• _What is being asked_
In the records below, transcribe the lines exactly. Begin at the line that contains "Text: S: S <box>503 117 513 132</box>" and stop after the line that contains "163 939 182</box>".

----

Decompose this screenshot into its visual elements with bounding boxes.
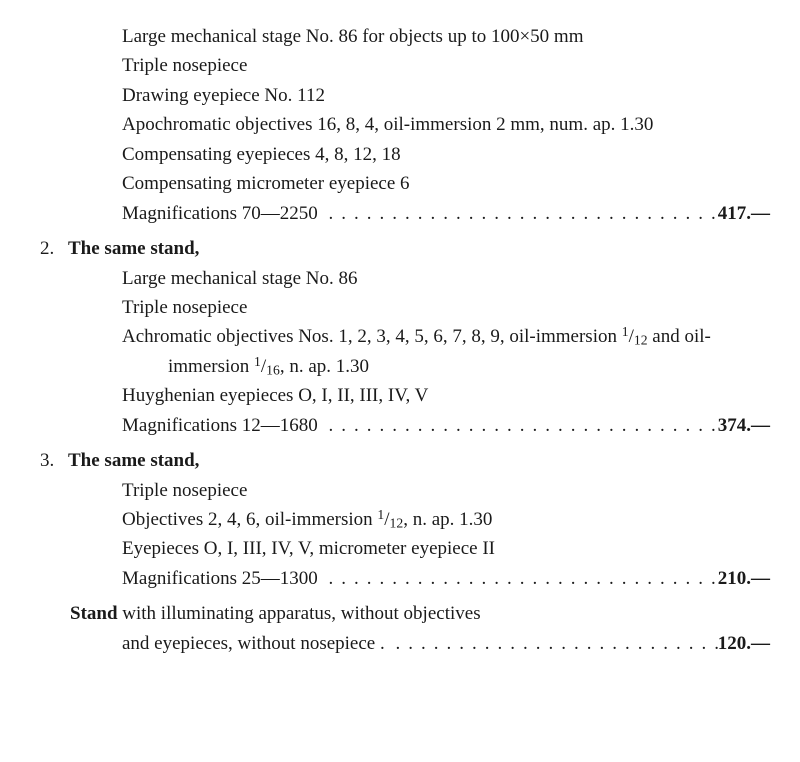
- leader-dots: ....................................: [323, 411, 718, 440]
- price-line: Magnifications 25—1300 .................…: [122, 564, 770, 593]
- leader-dots: ....................................: [323, 564, 718, 593]
- spec-list: Large mechanical stage No. 86 for object…: [122, 22, 770, 228]
- stand-line-1: Stand with illuminating apparatus, witho…: [70, 599, 770, 628]
- price-lead: Magnifications 25—1300: [122, 564, 323, 593]
- stand-line-1-rest: with illuminating apparatus, without obj…: [118, 603, 481, 624]
- spec-list: Triple nosepieceObjectives 2, 4, 6, oil-…: [122, 476, 770, 594]
- price-value: 417.—: [718, 199, 770, 228]
- spec-line: Objectives 2, 4, 6, oil-immersion 1/12, …: [122, 505, 770, 534]
- entry-number: 3.: [40, 446, 68, 475]
- price-value: 374.—: [718, 411, 770, 440]
- spec-line: Apochromatic objectives 16, 8, 4, oil-im…: [122, 110, 770, 139]
- catalog-entry: 2.The same stand,Large mechanical stage …: [30, 234, 770, 440]
- price-line: Magnifications 70—2250 .................…: [122, 199, 770, 228]
- spec-line: Eyepieces O, I, III, IV, V, micrometer e…: [122, 534, 770, 563]
- entry-heading-line: 3.The same stand,: [40, 446, 770, 475]
- spec-line: Triple nosepiece: [122, 476, 770, 505]
- spec-line: Drawing eyepiece No. 112: [122, 81, 770, 110]
- leader-dots: ....................................: [389, 629, 717, 658]
- spec-line: Triple nosepiece: [122, 293, 770, 322]
- stand-line-2-lead: and eyepieces, without nosepiece .: [122, 629, 389, 658]
- spec-list: Large mechanical stage No. 86Triple nose…: [122, 264, 770, 441]
- price-value: 120.—: [718, 629, 770, 658]
- spec-line: Large mechanical stage No. 86 for object…: [122, 22, 770, 51]
- spec-line: Compensating micrometer eyepiece 6: [122, 169, 770, 198]
- entry-heading-line: 2.The same stand,: [40, 234, 770, 263]
- stand-block: Stand with illuminating apparatus, witho…: [70, 599, 770, 658]
- entry-number: 2.: [40, 234, 68, 263]
- leader-dots: ....................................: [323, 199, 718, 228]
- spec-line: Achromatic objectives Nos. 1, 2, 3, 4, 5…: [122, 322, 770, 381]
- spec-line: Triple nosepiece: [122, 51, 770, 80]
- spec-line: Huyghenian eyepieces O, I, II, III, IV, …: [122, 381, 770, 410]
- stand-label: Stand: [70, 603, 118, 624]
- entry-heading: The same stand,: [68, 234, 199, 263]
- spec-line: Compensating eyepieces 4, 8, 12, 18: [122, 140, 770, 169]
- price-value: 210.—: [718, 564, 770, 593]
- entry-heading: The same stand,: [68, 446, 199, 475]
- price-line: Magnifications 12—1680 .................…: [122, 411, 770, 440]
- spec-line: Large mechanical stage No. 86: [122, 264, 770, 293]
- catalog-entry: 3.The same stand,Triple nosepieceObjecti…: [30, 446, 770, 593]
- price-lead: Magnifications 70—2250: [122, 199, 323, 228]
- price-lead: Magnifications 12—1680: [122, 411, 323, 440]
- catalog-entry: Large mechanical stage No. 86 for object…: [30, 22, 770, 228]
- stand-line-2: and eyepieces, without nosepiece . .....…: [122, 629, 770, 658]
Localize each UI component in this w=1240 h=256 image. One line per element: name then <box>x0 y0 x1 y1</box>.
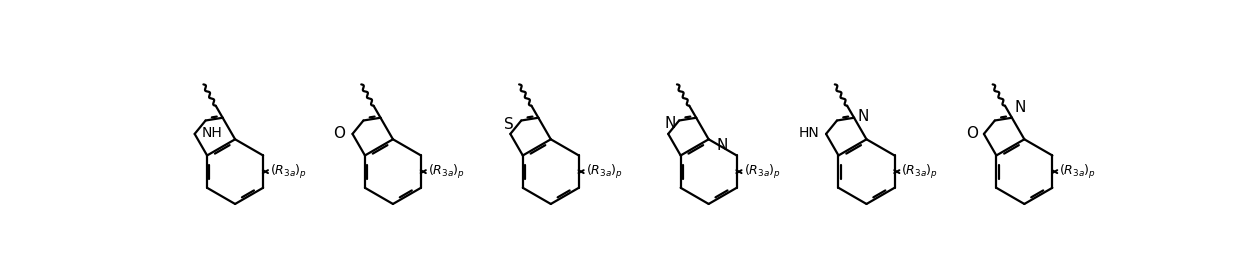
Text: S: S <box>503 117 513 132</box>
Text: N: N <box>717 138 728 153</box>
Text: O: O <box>334 126 346 141</box>
Text: $(R_{3a})_p$: $(R_{3a})_p$ <box>744 163 781 182</box>
Text: $(R_{3a})_p$: $(R_{3a})_p$ <box>270 163 308 182</box>
Text: N: N <box>665 116 676 131</box>
Text: O: O <box>966 126 978 141</box>
Text: N: N <box>1016 100 1027 115</box>
Text: N: N <box>858 109 869 124</box>
Text: $(R_{3a})_p$: $(R_{3a})_p$ <box>901 163 939 182</box>
Text: NH: NH <box>202 126 222 140</box>
Text: HN: HN <box>799 126 820 140</box>
Text: $(R_{3a})_p$: $(R_{3a})_p$ <box>428 163 465 182</box>
Text: $(R_{3a})_p$: $(R_{3a})_p$ <box>585 163 622 182</box>
Text: $(R_{3a})_p$: $(R_{3a})_p$ <box>1059 163 1096 182</box>
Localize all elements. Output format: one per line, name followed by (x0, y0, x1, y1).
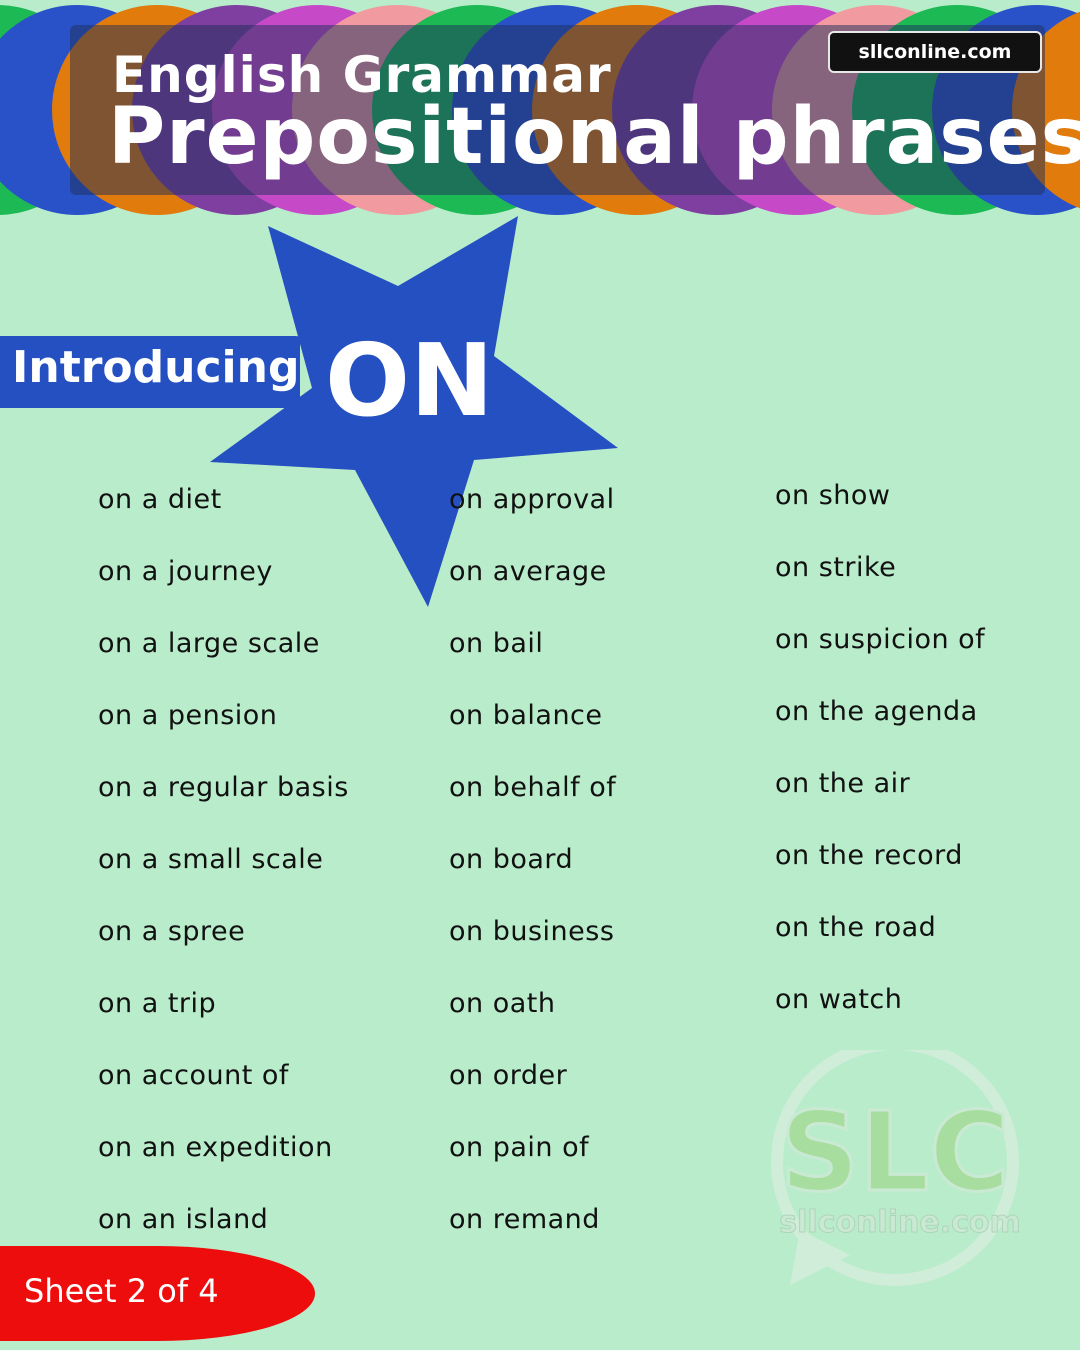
phrase-item: on bail (449, 628, 544, 659)
phrase-item: on the agenda (775, 696, 978, 727)
phrase-item: on the road (775, 912, 937, 943)
phrase-item: on a spree (98, 916, 246, 947)
phrase-item: on strike (775, 552, 897, 583)
phrase-item: on a small scale (98, 844, 324, 875)
preposition-heading: ON (325, 322, 494, 439)
phrase-item: on a journey (98, 556, 273, 587)
phrase-column-1: on a diet on a journey on a large scale … (98, 484, 349, 1276)
phrase-item: on board (449, 844, 574, 875)
phrase-item: on a trip (98, 988, 217, 1019)
phrase-item: on a pension (98, 700, 278, 731)
phrase-item: on watch (775, 984, 903, 1015)
phrase-item: on a large scale (98, 628, 320, 659)
sheet-label: Sheet 2 of 4 (24, 1272, 219, 1310)
phrase-item: on an expedition (98, 1132, 333, 1163)
svg-text:sllconline.com: sllconline.com (779, 1205, 1021, 1240)
phrase-item: on oath (449, 988, 556, 1019)
phrase-item: on suspicion of (775, 624, 986, 655)
header-banner: English Grammar Prepositional phrases sl… (0, 0, 1080, 230)
phrase-item: on order (449, 1060, 568, 1091)
phrase-item: on a diet (98, 484, 222, 515)
phrase-item: on behalf of (449, 772, 617, 803)
phrase-item: on balance (449, 700, 603, 731)
star-icon (210, 216, 618, 607)
phrase-item: on pain of (449, 1132, 590, 1163)
phrase-column-3: on show on strike on suspicion of on the… (775, 480, 985, 1056)
phrase-item: on the record (775, 840, 963, 871)
phrase-item: on show (775, 480, 891, 511)
page-title: Prepositional phrases (108, 92, 1080, 182)
phrase-item: on approval (449, 484, 615, 515)
site-badge[interactable]: sllconline.com (828, 31, 1042, 73)
phrase-item: on a regular basis (98, 772, 349, 803)
subtitle: English Grammar (112, 46, 612, 104)
phrase-item: on the air (775, 768, 911, 799)
phrase-item: on an island (98, 1204, 269, 1235)
phrase-item: on remand (449, 1204, 600, 1235)
svg-text:SLC: SLC (780, 1088, 1010, 1216)
phrase-item: on account of (98, 1060, 289, 1091)
sheet-tag (0, 1246, 315, 1341)
phrase-item: on business (449, 916, 615, 947)
intro-label: Introducing (12, 342, 300, 393)
phrase-item: on average (449, 556, 607, 587)
intro-banner (0, 336, 300, 408)
slc-logo-watermark: SLC sllconline.com (771, 1050, 1021, 1286)
phrase-column-2: on approval on average on bail on balanc… (449, 484, 616, 1276)
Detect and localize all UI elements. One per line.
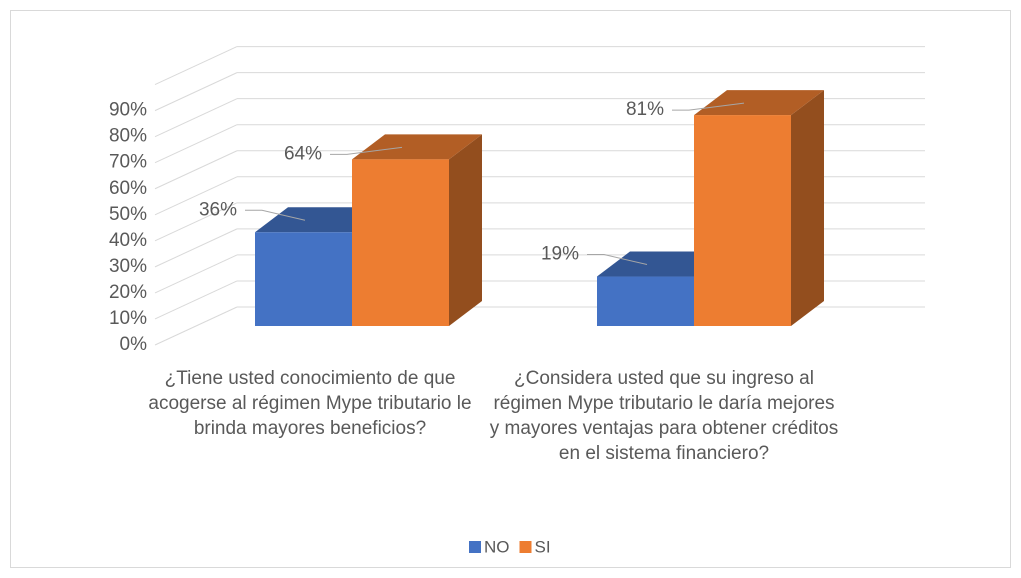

----

• _Response to the exercise_
Text: S: S <box>503 117 513 132</box>
Text: N: N <box>717 138 728 153</box>
Text: O: O <box>334 126 346 141</box>
Text: $(R_{3a})_p$: $(R_{3a})_p$ <box>744 163 781 182</box>
Text: $(R_{3a})_p$: $(R_{3a})_p$ <box>270 163 308 182</box>
Text: N: N <box>665 116 676 131</box>
Text: O: O <box>966 126 978 141</box>
Text: N: N <box>1016 100 1027 115</box>
Text: N: N <box>858 109 869 124</box>
Text: $(R_{3a})_p$: $(R_{3a})_p$ <box>901 163 939 182</box>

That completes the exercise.